# [Problem to solve]
Extract each line bearing the word "заявлением".

# [Data supplied]
==*==

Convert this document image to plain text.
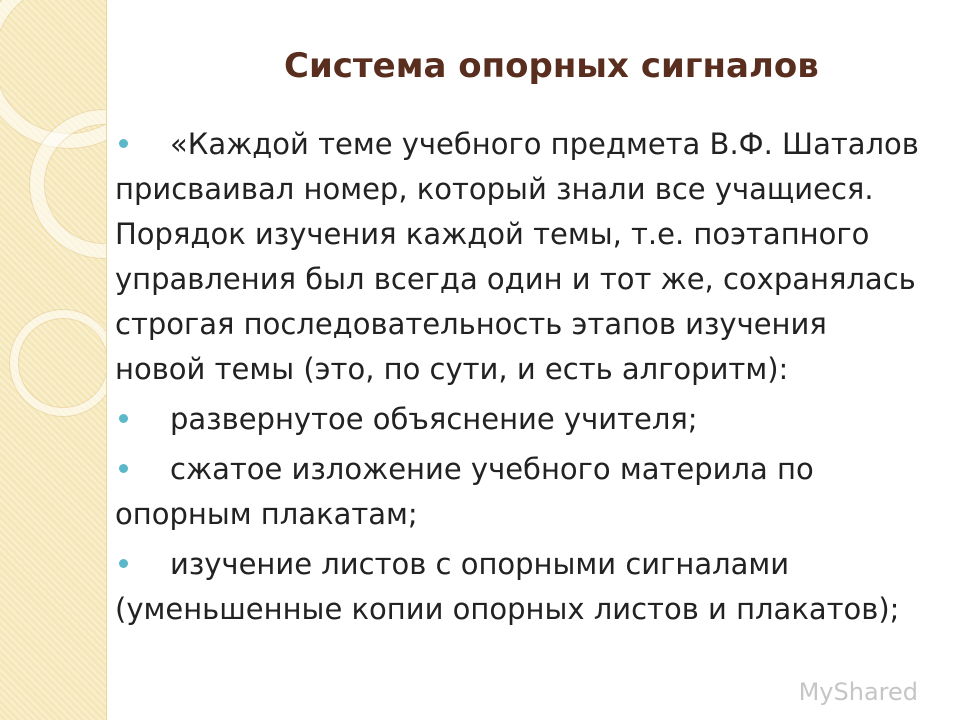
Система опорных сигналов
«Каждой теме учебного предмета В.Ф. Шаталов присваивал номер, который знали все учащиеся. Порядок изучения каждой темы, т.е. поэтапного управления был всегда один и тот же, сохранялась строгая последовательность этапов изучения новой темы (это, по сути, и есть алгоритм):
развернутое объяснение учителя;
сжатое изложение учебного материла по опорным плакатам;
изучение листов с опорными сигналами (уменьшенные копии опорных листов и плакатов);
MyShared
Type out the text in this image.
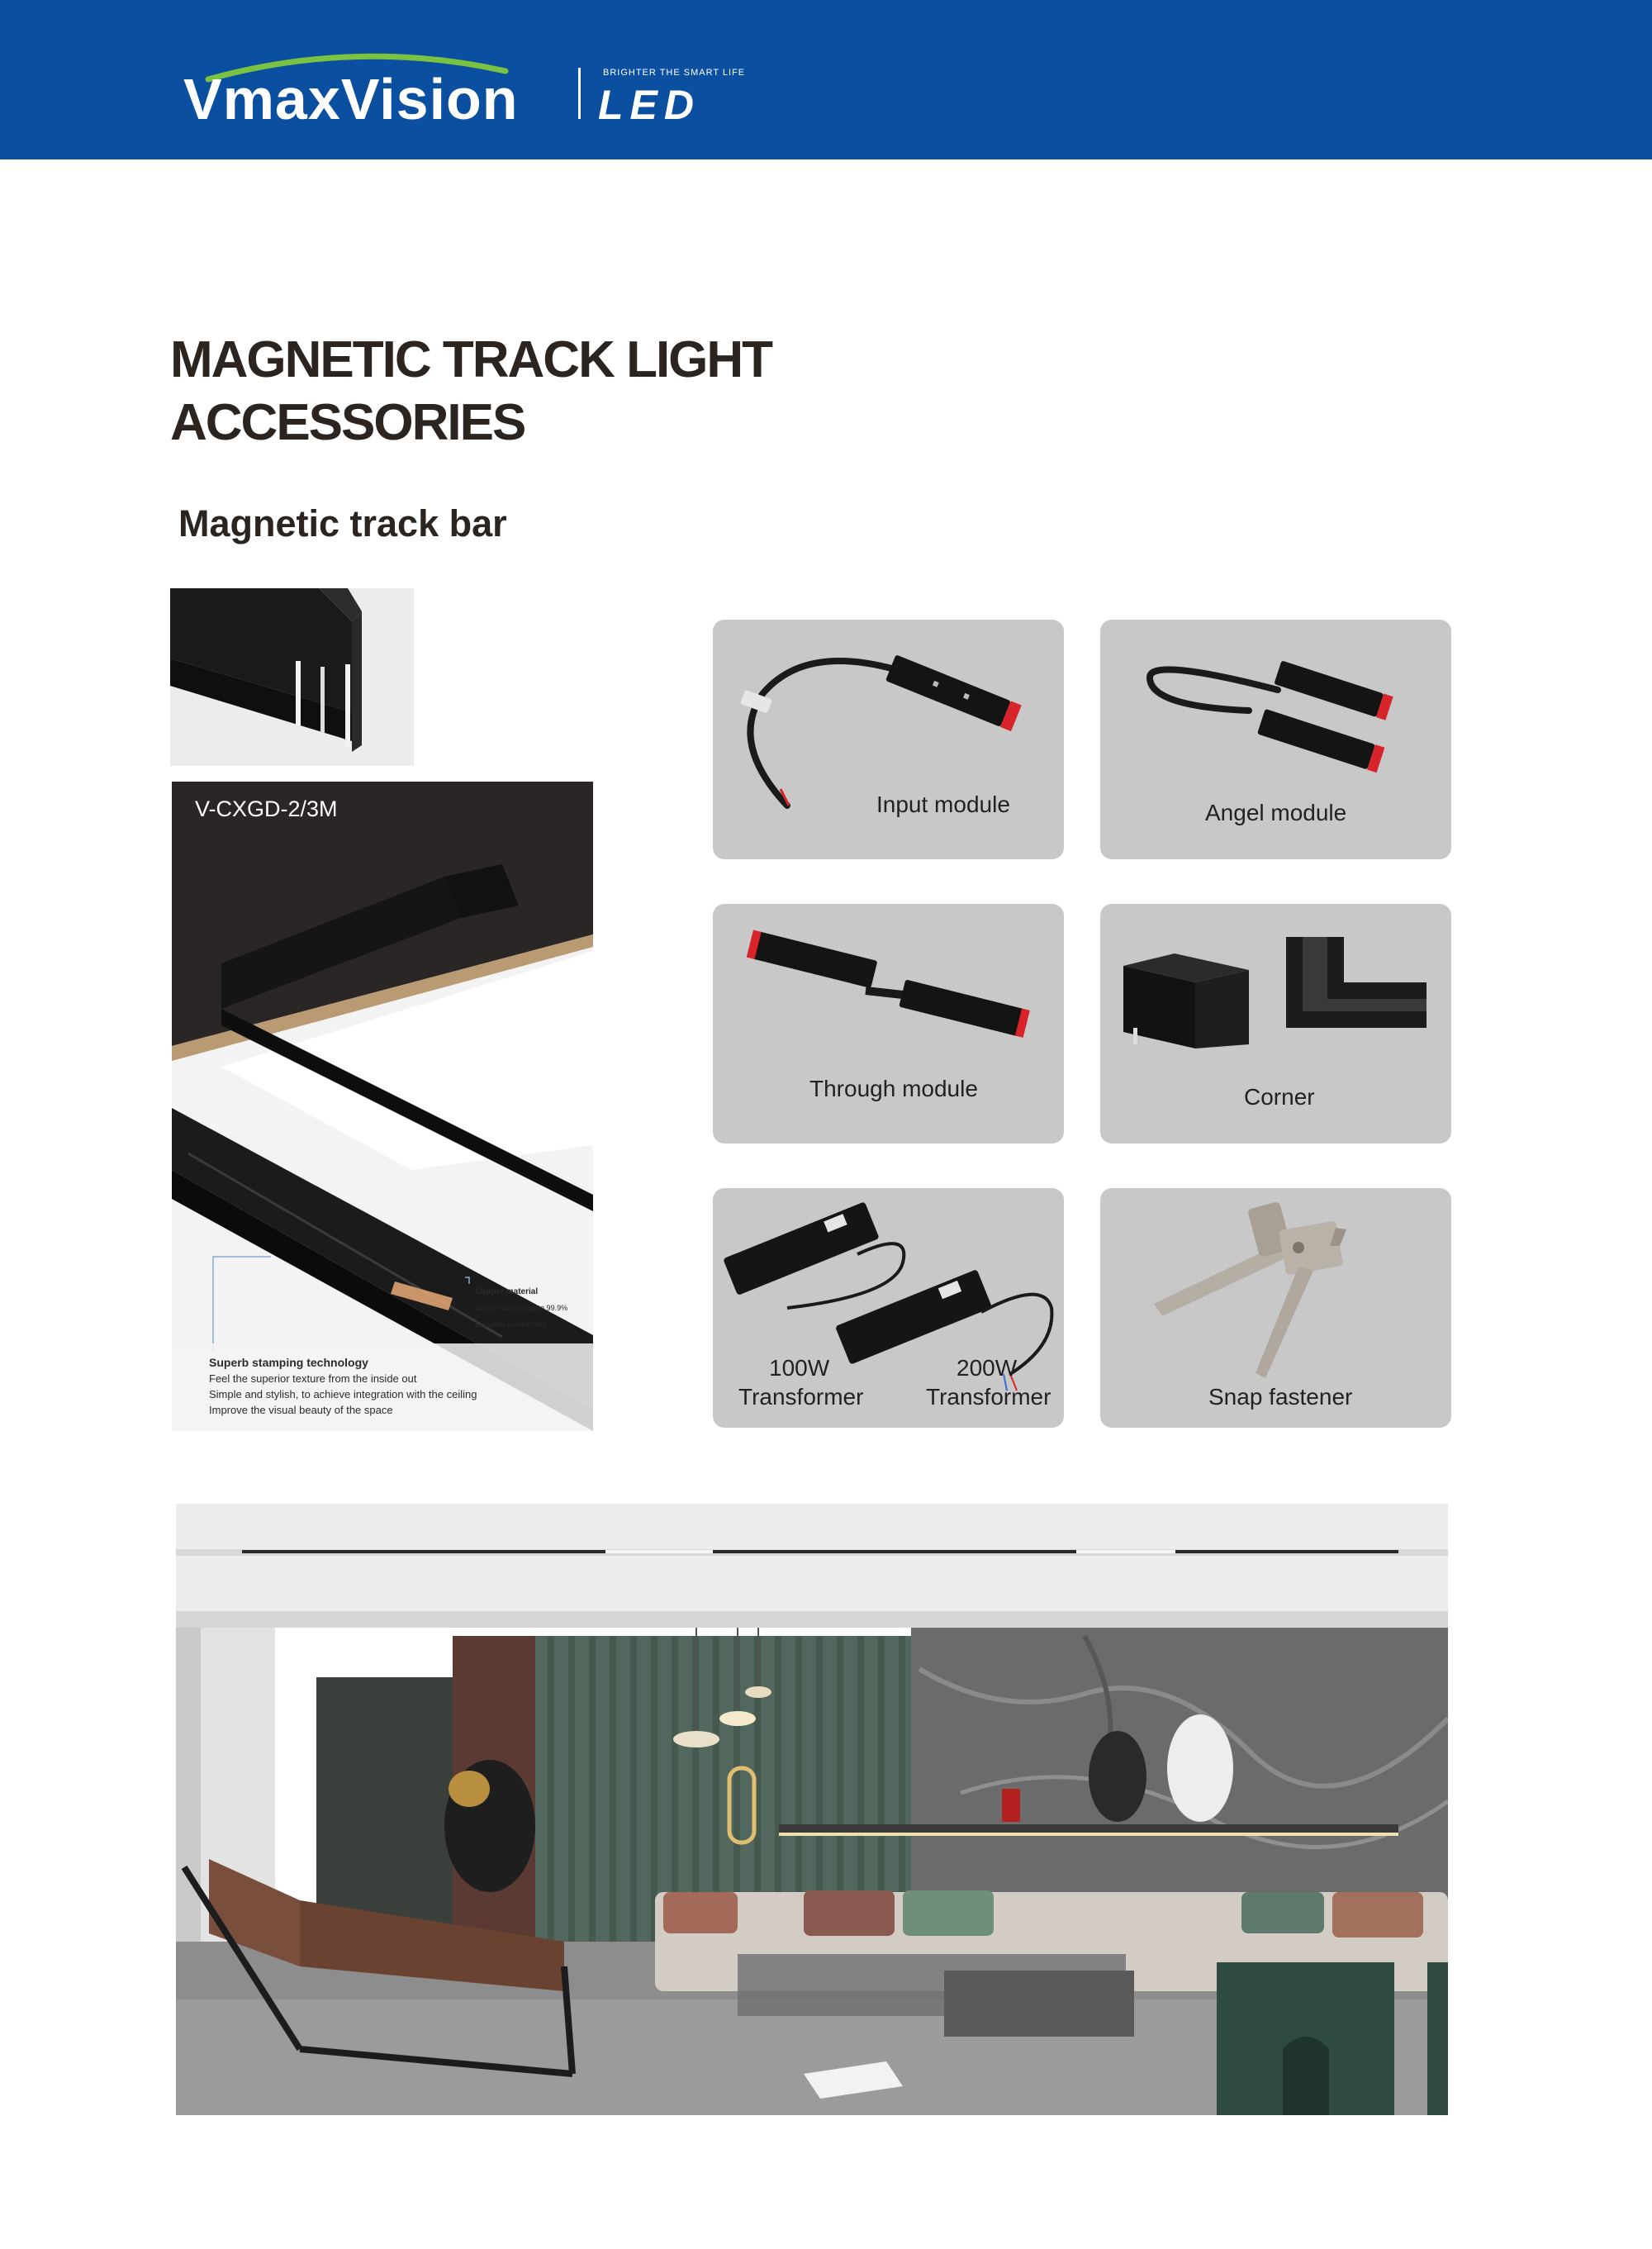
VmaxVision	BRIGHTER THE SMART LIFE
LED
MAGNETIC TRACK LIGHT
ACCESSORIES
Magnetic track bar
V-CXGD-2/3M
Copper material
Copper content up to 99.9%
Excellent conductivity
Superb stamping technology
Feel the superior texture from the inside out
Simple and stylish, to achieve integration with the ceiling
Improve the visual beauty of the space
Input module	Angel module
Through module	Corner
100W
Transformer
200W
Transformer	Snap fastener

==*==

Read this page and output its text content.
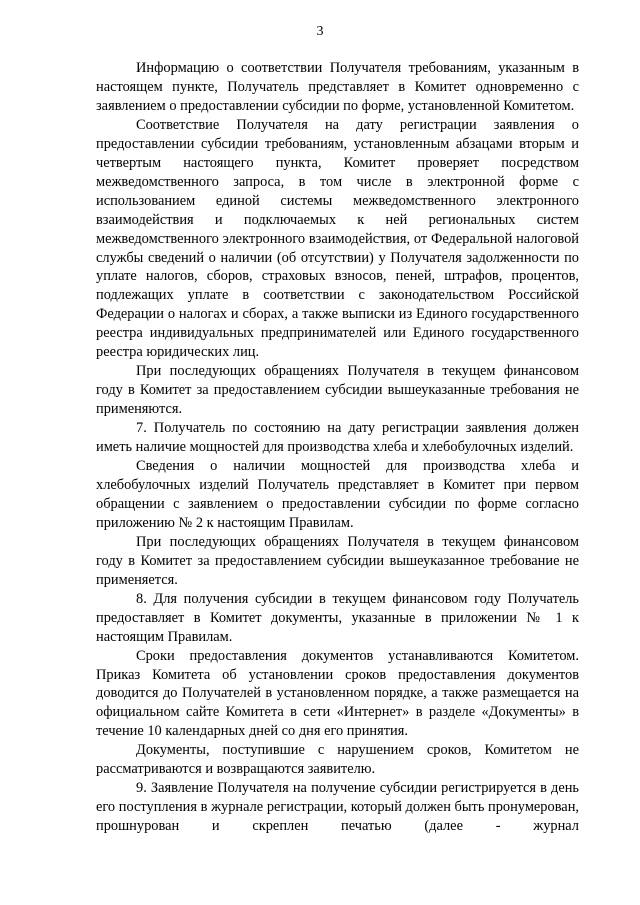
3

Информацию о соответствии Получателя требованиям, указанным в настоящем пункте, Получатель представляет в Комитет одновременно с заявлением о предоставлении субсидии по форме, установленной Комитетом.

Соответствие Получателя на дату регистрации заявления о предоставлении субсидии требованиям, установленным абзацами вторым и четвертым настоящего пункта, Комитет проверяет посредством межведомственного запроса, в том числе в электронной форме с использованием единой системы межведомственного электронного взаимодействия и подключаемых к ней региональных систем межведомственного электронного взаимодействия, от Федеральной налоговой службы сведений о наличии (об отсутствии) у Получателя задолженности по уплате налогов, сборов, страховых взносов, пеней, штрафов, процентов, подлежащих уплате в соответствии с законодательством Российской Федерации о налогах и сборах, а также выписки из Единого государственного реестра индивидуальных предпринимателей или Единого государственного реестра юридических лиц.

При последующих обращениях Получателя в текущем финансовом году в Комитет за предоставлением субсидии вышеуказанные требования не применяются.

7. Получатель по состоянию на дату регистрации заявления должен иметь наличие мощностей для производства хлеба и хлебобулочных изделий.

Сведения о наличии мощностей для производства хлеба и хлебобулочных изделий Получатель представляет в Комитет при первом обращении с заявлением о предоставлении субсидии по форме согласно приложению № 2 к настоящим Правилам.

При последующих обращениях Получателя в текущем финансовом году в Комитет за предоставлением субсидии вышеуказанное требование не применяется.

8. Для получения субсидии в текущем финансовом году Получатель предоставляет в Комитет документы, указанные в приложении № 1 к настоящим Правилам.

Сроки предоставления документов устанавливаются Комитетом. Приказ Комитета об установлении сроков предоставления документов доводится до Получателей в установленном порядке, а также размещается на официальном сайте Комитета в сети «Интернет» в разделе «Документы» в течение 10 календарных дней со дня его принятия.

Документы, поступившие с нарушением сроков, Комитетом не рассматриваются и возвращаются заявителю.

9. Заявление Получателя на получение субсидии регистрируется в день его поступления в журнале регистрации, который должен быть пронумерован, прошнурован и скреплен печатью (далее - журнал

==*==

# [Answer in full]
Информацию о соответствии Получателя требованиям, указанным в настоящем пункте, Получатель представляет в Комитет одновременно с заявлением о предоставлении субсидии по форме, установленной Комитетом.
Сведения о наличии мощностей для производства хлеба и хлебобулочных изделий Получатель представляет в Комитет при первом обращении с заявлением о предоставлении субсидии по форме согласно приложению № 2 к настоящим Правилам.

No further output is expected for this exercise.